Aim of the exercise: Every line below must be reproduced exactly. Copy them all.

===== Data excerpts =====

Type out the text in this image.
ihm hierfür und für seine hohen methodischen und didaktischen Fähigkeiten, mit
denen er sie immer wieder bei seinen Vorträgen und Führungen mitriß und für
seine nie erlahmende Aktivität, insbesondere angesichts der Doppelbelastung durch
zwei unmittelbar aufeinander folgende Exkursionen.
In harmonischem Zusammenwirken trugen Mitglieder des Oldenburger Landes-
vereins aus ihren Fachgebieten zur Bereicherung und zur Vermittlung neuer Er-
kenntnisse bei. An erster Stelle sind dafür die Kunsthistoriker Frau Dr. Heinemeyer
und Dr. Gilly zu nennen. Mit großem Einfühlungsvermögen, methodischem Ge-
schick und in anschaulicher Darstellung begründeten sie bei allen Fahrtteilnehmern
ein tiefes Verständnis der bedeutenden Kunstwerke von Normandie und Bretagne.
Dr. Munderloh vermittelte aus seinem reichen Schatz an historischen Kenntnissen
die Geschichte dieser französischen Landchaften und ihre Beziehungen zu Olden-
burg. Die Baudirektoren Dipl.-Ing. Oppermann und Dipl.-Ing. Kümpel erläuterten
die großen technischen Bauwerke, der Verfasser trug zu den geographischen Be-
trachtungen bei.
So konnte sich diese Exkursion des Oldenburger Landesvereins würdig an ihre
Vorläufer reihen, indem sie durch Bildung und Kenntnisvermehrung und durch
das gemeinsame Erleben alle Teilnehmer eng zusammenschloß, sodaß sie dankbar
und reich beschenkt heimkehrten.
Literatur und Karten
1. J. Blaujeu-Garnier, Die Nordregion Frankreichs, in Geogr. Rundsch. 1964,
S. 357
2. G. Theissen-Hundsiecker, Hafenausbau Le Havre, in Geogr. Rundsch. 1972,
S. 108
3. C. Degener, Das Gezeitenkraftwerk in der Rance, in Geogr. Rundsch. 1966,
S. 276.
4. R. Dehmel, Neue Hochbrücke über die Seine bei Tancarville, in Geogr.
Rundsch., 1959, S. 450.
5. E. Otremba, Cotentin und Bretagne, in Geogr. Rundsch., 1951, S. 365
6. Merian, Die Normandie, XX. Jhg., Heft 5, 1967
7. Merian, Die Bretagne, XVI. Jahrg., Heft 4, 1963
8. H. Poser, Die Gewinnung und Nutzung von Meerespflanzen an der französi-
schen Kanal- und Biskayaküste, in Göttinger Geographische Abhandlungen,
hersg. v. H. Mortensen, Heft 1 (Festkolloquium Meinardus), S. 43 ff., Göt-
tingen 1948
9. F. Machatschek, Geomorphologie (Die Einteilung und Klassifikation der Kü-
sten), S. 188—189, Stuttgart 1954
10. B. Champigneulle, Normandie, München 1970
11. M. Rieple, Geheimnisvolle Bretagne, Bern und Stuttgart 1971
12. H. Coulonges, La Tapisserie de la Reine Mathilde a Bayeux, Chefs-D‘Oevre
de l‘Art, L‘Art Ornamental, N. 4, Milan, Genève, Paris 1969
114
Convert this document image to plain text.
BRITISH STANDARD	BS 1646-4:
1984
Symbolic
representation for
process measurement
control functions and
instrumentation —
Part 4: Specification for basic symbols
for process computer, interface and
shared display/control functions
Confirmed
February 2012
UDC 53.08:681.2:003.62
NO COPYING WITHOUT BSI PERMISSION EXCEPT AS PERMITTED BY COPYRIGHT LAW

=====

Task response:
Type out the text in this image.
ihm hierfür und für seine hohen methodischen und didaktischen Fähigkeiten, mit
denen er sie immer wieder bei seinen Vorträgen und Führungen mitriß und für
seine nie erlahmende Aktivität, insbesondere angesichts der Doppelbelastung durch
zwei unmittelbar aufeinander folgende Exkursionen.
In harmonischem Zusammenwirken trugen Mitglieder des Oldenburger Landes-
vereins aus ihren Fachgebieten zur Bereicherung und zur Vermittlung neuer Er-
kenntnisse bei. An erster Stelle sind dafür die Kunsthistoriker Frau Dr. Heinemeyer
und Dr. Gilly zu nennen. Mit großem Einfühlungsvermögen, methodischem Ge-
schick und in anschaulicher Darstellung begründeten sie bei allen Fahrtteilnehmern
ein tiefes Verständnis der bedeutenden Kunstwerke von Normandie und Bretagne.
Dr. Munderloh vermittelte aus seinem reichen Schatz an historischen Kenntnissen
die Geschichte dieser französischen Landchaften und ihre Beziehungen zu Olden-
burg. Die Baudirektoren Dipl.-Ing. Oppermann und Dipl.-Ing. Kümpel erläuterten
die großen technischen Bauwerke, der Verfasser trug zu den geographischen Be-
trachtungen bei.
So konnte sich diese Exkursion des Oldenburger Landesvereins würdig an ihre
Vorläufer reihen, indem sie durch Bildung und Kenntnisvermehrung und durch
das gemeinsame Erleben alle Teilnehmer eng zusammenschloß, sodaß sie dankbar
und reich beschenkt heimkehrten.
Literatur und Karten
1. J. Blaujeu-Garnier, Die Nordregion Frankreichs, in Geogr. Rundsch. 1964,
S. 357
2. G. Theissen-Hundsiecker, Hafenausbau Le Havre, in Geogr. Rundsch. 1972,
S. 108
3. C. Degener, Das Gezeitenkraftwerk in der Rance, in Geogr. Rundsch. 1966,
S. 276.
4. R. Dehmel, Neue Hochbrücke über die Seine bei Tancarville, in Geogr.
Rundsch., 1959, S. 450.
5. E. Otremba, Cotentin und Bretagne, in Geogr. Rundsch., 1951, S. 365
6. Merian, Die Normandie, XX. Jhg., Heft 5, 1967
7. Merian, Die Bretagne, XVI. Jahrg., Heft 4, 1963
8. H. Poser, Die Gewinnung und Nutzung von Meerespflanzen an der französi-
schen Kanal- und Biskayaküste, in Göttinger Geographische Abhandlungen,
hersg. v. H. Mortensen, Heft 1 (Festkolloquium Meinardus), S. 43 ff., Göt-
tingen 1948
9. F. Machatschek, Geomorphologie (Die Einteilung und Klassifikation der Kü-
sten), S. 188—189, Stuttgart 1954
10. B. Champigneulle, Normandie, München 1970
11. M. Rieple, Geheimnisvolle Bretagne, Bern und Stuttgart 1971
12. H. Coulonges, La Tapisserie de la Reine Mathilde a Bayeux, Chefs-D‘Oevre
de l‘Art, L‘Art Ornamental, N. 4, Milan, Genève, Paris 1969
114
Convert this document image to plain text.
BRITISH STANDARD	BS 1646-4:
1984
Symbolic
representation for
process measurement
control functions and
instrumentation —
Part 4: Specification for basic symbols
for process computer, interface and
shared display/control functions
Confirmed
February 2012
UDC 53.08:681.2:003.62
NO COPYING WITHOUT BSI PERMISSION EXCEPT AS PERMITTED BY COPYRIGHT LAW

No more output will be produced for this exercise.